[WHAT YOU HAVE TO DO] Edit all the records so that each "candlestick" becomes "candle" and everything else stays the same. Leave the pictures out of your answer.

begin

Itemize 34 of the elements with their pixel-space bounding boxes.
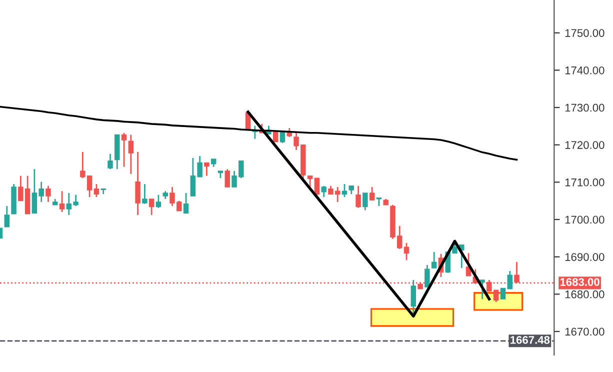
ref-line-label: 1683.00 <box>560 278 600 286</box>
candlestick <box>404 242 410 261</box>
candlestick <box>148 198 154 216</box>
candlestick <box>480 279 485 300</box>
candlestick <box>204 162 210 177</box>
y-tick-label: 1720.00 <box>565 141 604 149</box>
y-tick-label: 1750.00 <box>565 29 604 37</box>
candlestick <box>431 251 437 269</box>
candlestick <box>4 205 10 228</box>
candlestick <box>135 151 140 216</box>
candlestick <box>224 168 230 188</box>
candlestick <box>183 192 189 214</box>
candlestick <box>342 183 348 198</box>
y-tick-label: 1690.00 <box>565 253 604 261</box>
candlestick <box>128 134 134 175</box>
candlestick <box>142 183 148 205</box>
candlestick <box>108 153 113 170</box>
candlestick <box>46 185 51 203</box>
candlestick <box>356 185 361 209</box>
candlestick <box>369 186 375 201</box>
y-tick-label: 1670.00 <box>565 328 604 336</box>
candlestick <box>121 132 127 168</box>
ref-line-label: 1667.48 <box>510 336 550 344</box>
candlestick <box>424 264 430 288</box>
candlestick <box>156 194 162 209</box>
y-tick-label: 1700.00 <box>565 216 604 224</box>
y-tick-label: 1730.00 <box>565 104 604 112</box>
candlestick <box>94 183 100 198</box>
candlestick <box>59 190 65 213</box>
candlestick <box>362 192 368 211</box>
y-tick-label: 1710.00 <box>565 178 604 186</box>
y-tick-label: 1740.00 <box>565 66 604 74</box>
candlestick <box>321 185 326 198</box>
y-tick-label: 1680.00 <box>565 290 604 298</box>
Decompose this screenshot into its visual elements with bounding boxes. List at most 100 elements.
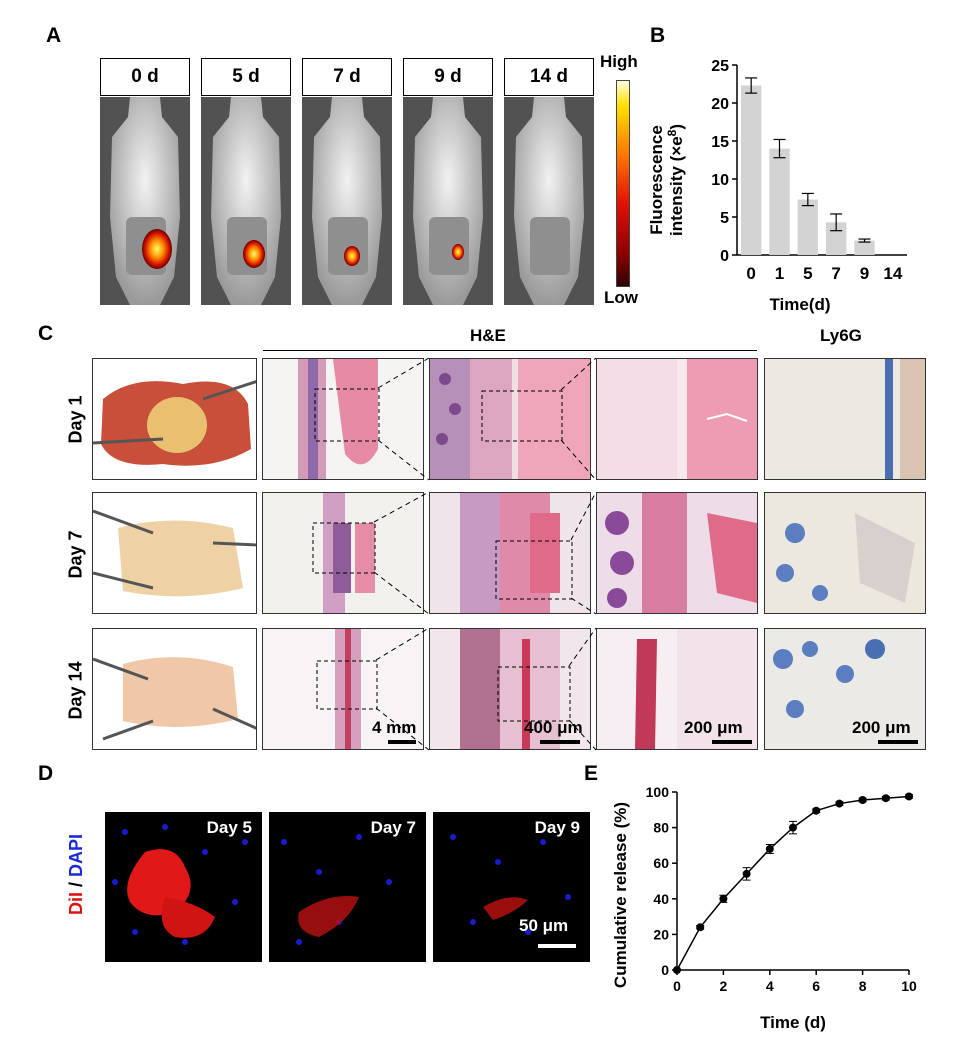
y-tick-label: 10 (711, 172, 729, 189)
data-point (696, 923, 705, 932)
y-tick-label: 0 (720, 248, 729, 265)
bar (854, 240, 875, 255)
fluorescence-image-day7: Day 7 (269, 812, 426, 962)
panel-letter-a: A (46, 24, 62, 47)
timepoint-label: 14 d (504, 58, 594, 96)
fluorescence-day-label: Day 9 (534, 818, 580, 837)
data-point (673, 966, 681, 974)
ly6g-title: Ly6G (820, 326, 862, 345)
he-title: H&E (470, 326, 506, 345)
data-point (812, 806, 821, 815)
y-axis-label: Cumulative release (%) (611, 802, 630, 988)
x-tick-label: 7 (831, 264, 840, 283)
he-low-mag-day1 (262, 358, 424, 480)
scalebar-400um (540, 740, 580, 744)
x-tick-label: 2 (720, 978, 728, 994)
bar (797, 199, 819, 255)
x-tick-label: 14 (883, 264, 902, 283)
x-tick-label: 6 (812, 978, 820, 994)
fluorescence-image-day9: Day 9 50 μm (433, 812, 590, 962)
scalebar-200um-ly6g (878, 740, 918, 744)
he-mid-mag-day7 (429, 492, 591, 614)
panel-letter-d: D (38, 762, 54, 785)
gross-photo-day14 (92, 628, 257, 750)
scalebar-4mm (388, 740, 416, 744)
ly6g-day1 (764, 358, 926, 480)
he-mid-mag-day1 (429, 358, 591, 480)
x-tick-label: 10 (901, 978, 917, 994)
gross-photo-day1 (92, 358, 257, 480)
timepoint-label: 9 d (403, 58, 493, 96)
y-tick-label: 20 (711, 96, 729, 113)
gross-photo-day7 (92, 492, 257, 614)
y-tick-label: 60 (653, 855, 669, 871)
he-high-mag-day7 (596, 492, 758, 614)
he-mid-mag-day14 (429, 628, 591, 750)
x-tick-label: 8 (859, 978, 867, 994)
data-point (858, 796, 867, 805)
scalebar-label-50um: 50 μm (519, 916, 569, 935)
y-axis-label-line1: Fluorescence (647, 125, 666, 235)
mouse-image (302, 97, 392, 305)
data-point (789, 823, 797, 832)
x-tick-label: 1 (775, 264, 784, 283)
x-tick-label: 4 (766, 978, 774, 994)
y-tick-label: 15 (711, 134, 729, 151)
timepoint-label: 5 d (201, 58, 291, 96)
ly6g-day7 (764, 492, 926, 614)
panel-letter-b: B (650, 24, 666, 47)
data-point (905, 792, 913, 801)
y-tick-label: 40 (653, 891, 669, 907)
he-bracket-line (263, 350, 757, 351)
data-point (719, 894, 728, 903)
ly6g-day14 (764, 628, 926, 750)
y-tick-label: 20 (653, 926, 669, 942)
stain-legend: DiI / DAPI (66, 833, 86, 915)
y-tick-label: 80 (653, 820, 669, 836)
scalebar-label-4mm: 4 mm (372, 718, 417, 737)
bar (740, 85, 762, 255)
y-tick-label: 25 (711, 58, 729, 75)
scalebar-label-200um-he: 200 μm (684, 718, 743, 737)
mouse-image (100, 97, 190, 305)
y-tick-label: 5 (720, 210, 729, 227)
scalebar-50um (538, 944, 576, 948)
data-point (881, 794, 890, 803)
x-tick-label: 9 (860, 264, 869, 283)
scalebar-200um-he (712, 740, 752, 744)
cumulative-release-chart: 0 20 40 60 80 100 0 2 4 6 8 10 Cumulative release (… (611, 784, 917, 1032)
data-point (765, 844, 774, 853)
fluorescence-day-label: Day 7 (370, 818, 416, 837)
timepoint-label: 0 d (100, 58, 190, 96)
data-point (835, 799, 844, 808)
colorbar-high-label: High (600, 52, 638, 71)
panel-letter-e: E (584, 762, 599, 785)
he-high-mag-day1 (596, 358, 758, 480)
data-point (742, 869, 751, 878)
fluorescence-day-label: Day 5 (206, 818, 252, 837)
mouse-image (403, 97, 493, 305)
x-axis-label: Time(d) (769, 295, 830, 314)
timepoint-label: 7 d (302, 58, 392, 96)
scalebar-label-200um-ly6g: 200 μm (852, 718, 911, 737)
y-tick-label: 0 (661, 962, 669, 978)
mouse-image (504, 97, 594, 305)
mouse-image (201, 97, 291, 305)
he-low-mag-day14 (262, 628, 424, 750)
colorbar-low-label: Low (604, 288, 638, 307)
fluorescence-image-day5: Day 5 (105, 812, 262, 962)
x-tick-label: 0 (673, 978, 681, 994)
panel-letter-c: C (38, 322, 54, 345)
he-low-mag-day7 (262, 492, 424, 614)
bar (769, 148, 790, 255)
y-tick-label: 100 (646, 784, 670, 800)
x-tick-label: 5 (803, 264, 812, 283)
colorbar (616, 80, 630, 287)
x-tick-label: 0 (746, 264, 755, 283)
x-axis-label: Time (d) (760, 1013, 826, 1032)
scalebar-label-400um: 400 μm (524, 718, 583, 737)
y-axis-label-line2: intensity (×e8) (665, 124, 686, 236)
he-high-mag-day14 (596, 628, 758, 750)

end

[EXPECTED ANSWER]
Itemize 34 of the elements with their pixel-space bounding boxes.
ref-line-label: 1683.00 <box>560 278 600 286</box>
candle <box>404 242 410 261</box>
candle <box>148 198 154 216</box>
candle <box>480 279 485 300</box>
candle <box>204 162 210 177</box>
y-tick-label: 1720.00 <box>565 141 604 149</box>
y-tick-label: 1750.00 <box>565 29 604 37</box>
candle <box>431 251 437 269</box>
candle <box>4 205 10 228</box>
candle <box>135 151 140 216</box>
candle <box>224 168 230 188</box>
candle <box>183 192 189 214</box>
candle <box>342 183 348 198</box>
y-tick-label: 1690.00 <box>565 253 604 261</box>
candle <box>128 134 134 175</box>
candle <box>142 183 148 205</box>
candle <box>108 153 113 170</box>
candle <box>46 185 51 203</box>
candle <box>356 185 361 209</box>
candle <box>369 186 375 201</box>
y-tick-label: 1670.00 <box>565 328 604 336</box>
candle <box>121 132 127 168</box>
ref-line-label: 1667.48 <box>510 336 550 344</box>
candle <box>424 264 430 288</box>
candle <box>156 194 162 209</box>
y-tick-label: 1700.00 <box>565 216 604 224</box>
y-tick-label: 1730.00 <box>565 104 604 112</box>
candle <box>94 183 100 198</box>
candle <box>59 190 65 213</box>
candle <box>362 192 368 211</box>
y-tick-label: 1710.00 <box>565 178 604 186</box>
y-tick-label: 1740.00 <box>565 66 604 74</box>
candle <box>321 185 326 198</box>
y-tick-label: 1680.00 <box>565 290 604 298</box>
Decompose this screenshot into its visual elements with bounding boxes. List at most 100 elements.
y-tick-label: 10 (711, 172, 729, 189)
data-point (696, 923, 705, 932)
y-tick-label: 0 (720, 248, 729, 265)
bar (854, 240, 875, 255)
fluorescence-image-day7: Day 7 (269, 812, 426, 962)
panel-letter-a: A (46, 24, 62, 47)
timepoint-label: 14 d (504, 58, 594, 96)
fluorescence-day-label: Day 9 (534, 818, 580, 837)
data-point (673, 966, 681, 974)
ly6g-title: Ly6G (820, 326, 862, 345)
he-title: H&E (470, 326, 506, 345)
data-point (812, 806, 821, 815)
y-axis-label: Cumulative release (%) (611, 802, 630, 988)
x-tick-label: 7 (831, 264, 840, 283)
he-low-mag-day1 (262, 358, 424, 480)
scalebar-400um (540, 740, 580, 744)
x-tick-label: 2 (720, 978, 728, 994)
bar (797, 199, 819, 255)
x-tick-label: 14 (883, 264, 902, 283)
x-tick-label: 6 (812, 978, 820, 994)
fluorescence-image-day9: Day 9 50 μm (433, 812, 590, 962)
scalebar-200um-ly6g (878, 740, 918, 744)
he-mid-mag-day7 (429, 492, 591, 614)
panel-letter-d: D (38, 762, 54, 785)
gross-photo-day14 (92, 628, 257, 750)
scalebar-4mm (388, 740, 416, 744)
ly6g-day1 (764, 358, 926, 480)
he-mid-mag-day1 (429, 358, 591, 480)
x-tick-label: 10 (901, 978, 917, 994)
gross-photo-day1 (92, 358, 257, 480)
timepoint-label: 9 d (403, 58, 493, 96)
y-tick-label: 20 (711, 96, 729, 113)
gross-photo-day7 (92, 492, 257, 614)
y-tick-label: 60 (653, 855, 669, 871)
he-high-mag-day7 (596, 492, 758, 614)
he-mid-mag-day14 (429, 628, 591, 750)
x-tick-label: 8 (859, 978, 867, 994)
data-point (858, 796, 867, 805)
scalebar-label-50um: 50 μm (519, 916, 569, 935)
y-axis-label-line1: Fluorescence (647, 125, 666, 235)
mouse-image (302, 97, 392, 305)
data-point (789, 823, 797, 832)
x-tick-label: 1 (775, 264, 784, 283)
x-tick-label: 4 (766, 978, 774, 994)
y-tick-label: 15 (711, 134, 729, 151)
timepoint-label: 5 d (201, 58, 291, 96)
ly6g-day7 (764, 492, 926, 614)
panel-letter-b: B (650, 24, 666, 47)
data-point (905, 792, 913, 801)
y-tick-label: 40 (653, 891, 669, 907)
he-bracket-line (263, 350, 757, 351)
data-point (719, 894, 728, 903)
ly6g-day14 (764, 628, 926, 750)
y-tick-label: 20 (653, 926, 669, 942)
stain-legend: DiI / DAPI (66, 833, 86, 915)
y-tick-label: 80 (653, 820, 669, 836)
scalebar-label-4mm: 4 mm (372, 718, 417, 737)
bar (740, 85, 762, 255)
y-tick-label: 25 (711, 58, 729, 75)
scalebar-label-200um-he: 200 μm (684, 718, 743, 737)
mouse-image (100, 97, 190, 305)
y-tick-label: 5 (720, 210, 729, 227)
scalebar-50um (538, 944, 576, 948)
data-point (881, 794, 890, 803)
x-tick-label: 9 (860, 264, 869, 283)
scalebar-200um-he (712, 740, 752, 744)
cumulative-release-chart: 0 20 40 60 80 100 0 2 4 6 8 10 Cumulative release (… (611, 784, 917, 1032)
data-point (765, 844, 774, 853)
fluorescence-day-label: Day 7 (370, 818, 416, 837)
timepoint-label: 0 d (100, 58, 190, 96)
data-point (835, 799, 844, 808)
colorbar-high-label: High (600, 52, 638, 71)
panel-letter-e: E (584, 762, 599, 785)
he-high-mag-day1 (596, 358, 758, 480)
data-point (742, 869, 751, 878)
fluorescence-day-label: Day 5 (206, 818, 252, 837)
mouse-image (403, 97, 493, 305)
x-axis-label: Time(d) (769, 295, 830, 314)
timepoint-label: 7 d (302, 58, 392, 96)
scalebar-label-200um-ly6g: 200 μm (852, 718, 911, 737)
y-tick-label: 0 (661, 962, 669, 978)
mouse-image (504, 97, 594, 305)
mouse-image (201, 97, 291, 305)
he-low-mag-day14 (262, 628, 424, 750)
colorbar-low-label: Low (604, 288, 638, 307)
fluorescence-image-day5: Day 5 (105, 812, 262, 962)
x-tick-label: 0 (673, 978, 681, 994)
panel-letter-c: C (38, 322, 54, 345)
he-low-mag-day7 (262, 492, 424, 614)
bar (769, 148, 790, 255)
y-tick-label: 100 (646, 784, 670, 800)
x-tick-label: 5 (803, 264, 812, 283)
colorbar (616, 80, 630, 287)
x-tick-label: 0 (746, 264, 755, 283)
x-axis-label: Time (d) (760, 1013, 826, 1032)
scalebar-label-400um: 400 μm (524, 718, 583, 737)
y-axis-label-line2: intensity (×e8) (665, 124, 686, 236)
he-high-mag-day14 (596, 628, 758, 750)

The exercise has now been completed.